* [Data shown]:
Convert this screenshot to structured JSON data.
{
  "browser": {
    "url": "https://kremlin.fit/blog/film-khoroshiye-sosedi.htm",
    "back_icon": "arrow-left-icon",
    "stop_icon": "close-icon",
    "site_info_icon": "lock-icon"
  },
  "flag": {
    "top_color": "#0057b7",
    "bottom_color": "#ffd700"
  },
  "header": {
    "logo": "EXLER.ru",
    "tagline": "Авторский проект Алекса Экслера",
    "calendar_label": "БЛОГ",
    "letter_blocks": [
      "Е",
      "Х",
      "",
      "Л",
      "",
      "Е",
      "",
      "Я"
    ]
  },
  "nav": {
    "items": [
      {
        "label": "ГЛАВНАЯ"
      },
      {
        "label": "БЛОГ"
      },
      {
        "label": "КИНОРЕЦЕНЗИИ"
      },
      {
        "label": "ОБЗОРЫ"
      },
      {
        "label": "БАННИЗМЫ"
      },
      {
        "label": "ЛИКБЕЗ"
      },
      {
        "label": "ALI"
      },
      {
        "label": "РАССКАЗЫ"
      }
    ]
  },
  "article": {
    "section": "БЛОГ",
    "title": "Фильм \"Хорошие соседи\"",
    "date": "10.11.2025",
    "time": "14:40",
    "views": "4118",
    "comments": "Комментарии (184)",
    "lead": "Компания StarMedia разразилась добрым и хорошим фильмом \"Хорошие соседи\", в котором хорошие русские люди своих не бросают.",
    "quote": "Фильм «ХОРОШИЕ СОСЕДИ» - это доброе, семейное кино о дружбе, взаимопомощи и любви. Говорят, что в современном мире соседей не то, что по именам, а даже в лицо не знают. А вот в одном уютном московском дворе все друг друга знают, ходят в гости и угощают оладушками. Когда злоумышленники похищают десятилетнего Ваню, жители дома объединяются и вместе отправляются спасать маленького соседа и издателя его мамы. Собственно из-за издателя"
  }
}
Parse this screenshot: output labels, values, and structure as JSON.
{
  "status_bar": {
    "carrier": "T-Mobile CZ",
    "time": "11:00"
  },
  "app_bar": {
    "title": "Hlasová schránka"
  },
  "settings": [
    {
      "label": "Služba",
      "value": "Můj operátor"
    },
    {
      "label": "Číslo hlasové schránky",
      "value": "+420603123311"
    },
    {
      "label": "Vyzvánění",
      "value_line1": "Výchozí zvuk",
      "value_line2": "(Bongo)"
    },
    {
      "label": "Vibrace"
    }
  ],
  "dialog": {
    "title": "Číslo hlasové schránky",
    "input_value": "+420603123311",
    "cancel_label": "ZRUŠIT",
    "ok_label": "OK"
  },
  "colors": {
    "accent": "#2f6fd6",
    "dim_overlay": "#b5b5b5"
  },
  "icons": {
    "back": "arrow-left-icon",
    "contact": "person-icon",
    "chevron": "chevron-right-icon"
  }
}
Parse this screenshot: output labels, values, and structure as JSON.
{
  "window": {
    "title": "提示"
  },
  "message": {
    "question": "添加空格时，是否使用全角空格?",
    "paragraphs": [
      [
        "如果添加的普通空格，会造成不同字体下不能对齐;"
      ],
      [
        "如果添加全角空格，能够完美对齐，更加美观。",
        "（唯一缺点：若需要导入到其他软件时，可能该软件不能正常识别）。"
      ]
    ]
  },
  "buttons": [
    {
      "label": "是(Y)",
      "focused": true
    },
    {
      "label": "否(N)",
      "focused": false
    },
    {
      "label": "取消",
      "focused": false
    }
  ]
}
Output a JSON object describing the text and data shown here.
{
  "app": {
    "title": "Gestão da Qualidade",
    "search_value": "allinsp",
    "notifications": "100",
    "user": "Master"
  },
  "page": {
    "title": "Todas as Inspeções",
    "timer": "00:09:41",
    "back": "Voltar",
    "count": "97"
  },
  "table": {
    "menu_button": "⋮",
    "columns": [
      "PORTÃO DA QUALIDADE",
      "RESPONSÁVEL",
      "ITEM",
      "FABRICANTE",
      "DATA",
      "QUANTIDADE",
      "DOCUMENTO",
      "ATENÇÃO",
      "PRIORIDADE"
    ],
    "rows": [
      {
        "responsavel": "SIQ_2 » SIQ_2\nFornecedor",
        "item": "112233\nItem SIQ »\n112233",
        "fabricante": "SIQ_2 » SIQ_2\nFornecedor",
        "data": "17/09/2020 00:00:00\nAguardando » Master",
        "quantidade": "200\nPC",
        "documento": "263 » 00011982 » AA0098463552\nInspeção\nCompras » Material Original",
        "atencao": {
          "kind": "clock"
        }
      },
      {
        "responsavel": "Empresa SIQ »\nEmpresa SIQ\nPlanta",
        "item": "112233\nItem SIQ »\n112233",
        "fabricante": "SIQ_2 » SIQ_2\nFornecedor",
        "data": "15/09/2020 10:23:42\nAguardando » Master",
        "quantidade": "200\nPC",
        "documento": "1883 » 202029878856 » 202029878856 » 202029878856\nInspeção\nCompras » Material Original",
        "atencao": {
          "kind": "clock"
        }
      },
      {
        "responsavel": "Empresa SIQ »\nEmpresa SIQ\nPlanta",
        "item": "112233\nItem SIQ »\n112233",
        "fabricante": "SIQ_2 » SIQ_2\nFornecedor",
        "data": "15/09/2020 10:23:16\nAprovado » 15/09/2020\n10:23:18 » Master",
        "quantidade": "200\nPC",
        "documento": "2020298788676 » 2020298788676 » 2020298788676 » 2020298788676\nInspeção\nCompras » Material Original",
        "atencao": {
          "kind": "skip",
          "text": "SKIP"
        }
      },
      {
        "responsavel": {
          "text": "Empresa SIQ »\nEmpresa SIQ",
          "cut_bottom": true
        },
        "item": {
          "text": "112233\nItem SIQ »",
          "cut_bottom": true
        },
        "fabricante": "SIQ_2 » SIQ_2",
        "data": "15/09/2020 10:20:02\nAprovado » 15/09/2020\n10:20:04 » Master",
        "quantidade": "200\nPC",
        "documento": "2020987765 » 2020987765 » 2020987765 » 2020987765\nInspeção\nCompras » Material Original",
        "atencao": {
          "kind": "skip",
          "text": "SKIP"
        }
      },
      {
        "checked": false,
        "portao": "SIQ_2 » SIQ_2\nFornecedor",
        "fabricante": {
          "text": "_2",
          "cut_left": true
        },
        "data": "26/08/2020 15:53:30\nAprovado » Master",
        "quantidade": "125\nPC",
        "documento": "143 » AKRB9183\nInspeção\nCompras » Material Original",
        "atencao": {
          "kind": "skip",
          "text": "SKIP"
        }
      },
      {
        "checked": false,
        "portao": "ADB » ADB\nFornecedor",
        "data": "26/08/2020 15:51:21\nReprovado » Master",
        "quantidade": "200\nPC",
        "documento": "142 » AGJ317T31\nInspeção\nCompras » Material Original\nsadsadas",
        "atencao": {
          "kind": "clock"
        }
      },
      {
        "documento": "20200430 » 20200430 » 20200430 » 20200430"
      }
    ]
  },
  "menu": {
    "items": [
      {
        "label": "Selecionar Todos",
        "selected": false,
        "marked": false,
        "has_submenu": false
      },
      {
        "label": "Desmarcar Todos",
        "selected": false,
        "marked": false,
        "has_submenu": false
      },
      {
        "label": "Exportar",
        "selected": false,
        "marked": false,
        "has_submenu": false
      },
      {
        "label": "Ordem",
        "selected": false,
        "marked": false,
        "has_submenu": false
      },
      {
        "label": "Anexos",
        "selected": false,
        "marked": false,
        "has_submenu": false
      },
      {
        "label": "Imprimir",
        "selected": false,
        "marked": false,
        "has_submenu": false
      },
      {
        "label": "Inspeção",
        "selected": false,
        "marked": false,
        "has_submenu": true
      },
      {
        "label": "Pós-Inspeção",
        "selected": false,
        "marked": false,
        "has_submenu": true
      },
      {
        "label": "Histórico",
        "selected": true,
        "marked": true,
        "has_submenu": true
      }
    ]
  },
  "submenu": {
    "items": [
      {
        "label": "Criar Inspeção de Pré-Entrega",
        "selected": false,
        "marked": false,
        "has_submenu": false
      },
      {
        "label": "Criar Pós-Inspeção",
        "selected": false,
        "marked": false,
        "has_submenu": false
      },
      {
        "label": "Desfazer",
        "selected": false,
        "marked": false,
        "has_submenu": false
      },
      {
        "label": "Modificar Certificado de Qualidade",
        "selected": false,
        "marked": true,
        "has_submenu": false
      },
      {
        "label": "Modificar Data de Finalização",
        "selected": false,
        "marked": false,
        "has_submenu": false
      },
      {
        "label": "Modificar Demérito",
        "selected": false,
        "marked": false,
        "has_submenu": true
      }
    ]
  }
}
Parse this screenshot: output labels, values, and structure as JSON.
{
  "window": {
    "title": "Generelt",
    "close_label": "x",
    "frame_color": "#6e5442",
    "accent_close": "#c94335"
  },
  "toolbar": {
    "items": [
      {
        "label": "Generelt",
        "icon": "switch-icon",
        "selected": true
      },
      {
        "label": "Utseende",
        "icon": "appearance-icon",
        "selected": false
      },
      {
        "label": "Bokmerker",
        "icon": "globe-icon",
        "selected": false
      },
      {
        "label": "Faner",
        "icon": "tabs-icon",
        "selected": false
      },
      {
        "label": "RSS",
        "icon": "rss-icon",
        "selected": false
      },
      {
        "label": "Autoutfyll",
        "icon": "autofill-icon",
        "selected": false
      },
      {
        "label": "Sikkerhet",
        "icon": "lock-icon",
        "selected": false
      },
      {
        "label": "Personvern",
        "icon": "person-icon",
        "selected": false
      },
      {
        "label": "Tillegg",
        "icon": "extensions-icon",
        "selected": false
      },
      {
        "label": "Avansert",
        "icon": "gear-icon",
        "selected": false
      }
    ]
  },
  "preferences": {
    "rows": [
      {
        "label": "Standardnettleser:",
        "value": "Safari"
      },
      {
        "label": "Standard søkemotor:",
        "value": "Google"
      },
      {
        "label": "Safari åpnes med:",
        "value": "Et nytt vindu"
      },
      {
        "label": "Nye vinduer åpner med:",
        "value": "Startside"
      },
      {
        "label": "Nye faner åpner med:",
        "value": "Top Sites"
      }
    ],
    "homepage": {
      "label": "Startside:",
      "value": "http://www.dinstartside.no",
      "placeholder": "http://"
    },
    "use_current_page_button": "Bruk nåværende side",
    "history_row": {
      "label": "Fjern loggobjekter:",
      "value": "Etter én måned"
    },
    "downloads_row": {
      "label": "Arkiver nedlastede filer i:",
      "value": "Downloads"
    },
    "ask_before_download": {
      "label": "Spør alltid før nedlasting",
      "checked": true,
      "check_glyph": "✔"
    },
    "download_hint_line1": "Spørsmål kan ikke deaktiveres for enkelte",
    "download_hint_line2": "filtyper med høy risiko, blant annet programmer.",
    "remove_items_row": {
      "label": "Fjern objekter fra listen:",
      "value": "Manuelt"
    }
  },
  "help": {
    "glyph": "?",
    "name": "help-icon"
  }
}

* [Instructions for the task]:
Return only the number of lines in the data above that include the word "responsavel".

* [Result of this task]:
4